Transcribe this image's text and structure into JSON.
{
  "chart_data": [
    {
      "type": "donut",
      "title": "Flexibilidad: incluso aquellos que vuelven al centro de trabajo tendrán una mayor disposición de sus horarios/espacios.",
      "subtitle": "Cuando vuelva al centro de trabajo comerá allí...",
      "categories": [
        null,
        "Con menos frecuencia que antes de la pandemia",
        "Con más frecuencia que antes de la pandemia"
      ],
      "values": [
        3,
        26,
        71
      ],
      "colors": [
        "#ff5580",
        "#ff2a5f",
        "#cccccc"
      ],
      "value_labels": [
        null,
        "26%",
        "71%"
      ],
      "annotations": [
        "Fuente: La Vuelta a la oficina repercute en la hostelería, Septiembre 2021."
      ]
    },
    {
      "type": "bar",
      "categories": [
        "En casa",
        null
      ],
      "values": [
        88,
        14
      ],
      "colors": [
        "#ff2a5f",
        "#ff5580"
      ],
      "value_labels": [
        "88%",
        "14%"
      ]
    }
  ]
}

◇ ◇ ◇ ◇ ◇

• PROBLEM DESCRIPTION: Give all of the entries again, word for word.

• EXERCISE RESULT:
Transcribe this image's text and structure into JSON.
{
  "chart_data": [
    {
      "type": "donut",
      "title": "Flexibilidad: incluso aquellos que vuelven al centro de trabajo tendrán una mayor disposición de sus horarios/espacios.",
      "subtitle": "Cuando vuelva al centro de trabajo comerá allí...",
      "categories": [
        null,
        "Con menos frecuencia que antes de la pandemia",
        "Con más frecuencia que antes de la pandemia"
      ],
      "values": [
        3,
        26,
        71
      ],
      "colors": [
        "#ff5580",
        "#ff2a5f",
        "#cccccc"
      ],
      "value_labels": [
        null,
        "26%",
        "71%"
      ],
      "annotations": [
        "Fuente: La Vuelta a la oficina repercute en la hostelería, Septiembre 2021."
      ]
    },
    {
      "type": "bar",
      "categories": [
        "En casa",
        null
      ],
      "values": [
        88,
        14
      ],
      "colors": [
        "#ff2a5f",
        "#ff5580"
      ],
      "value_labels": [
        "88%",
        "14%"
      ]
    }
  ]
}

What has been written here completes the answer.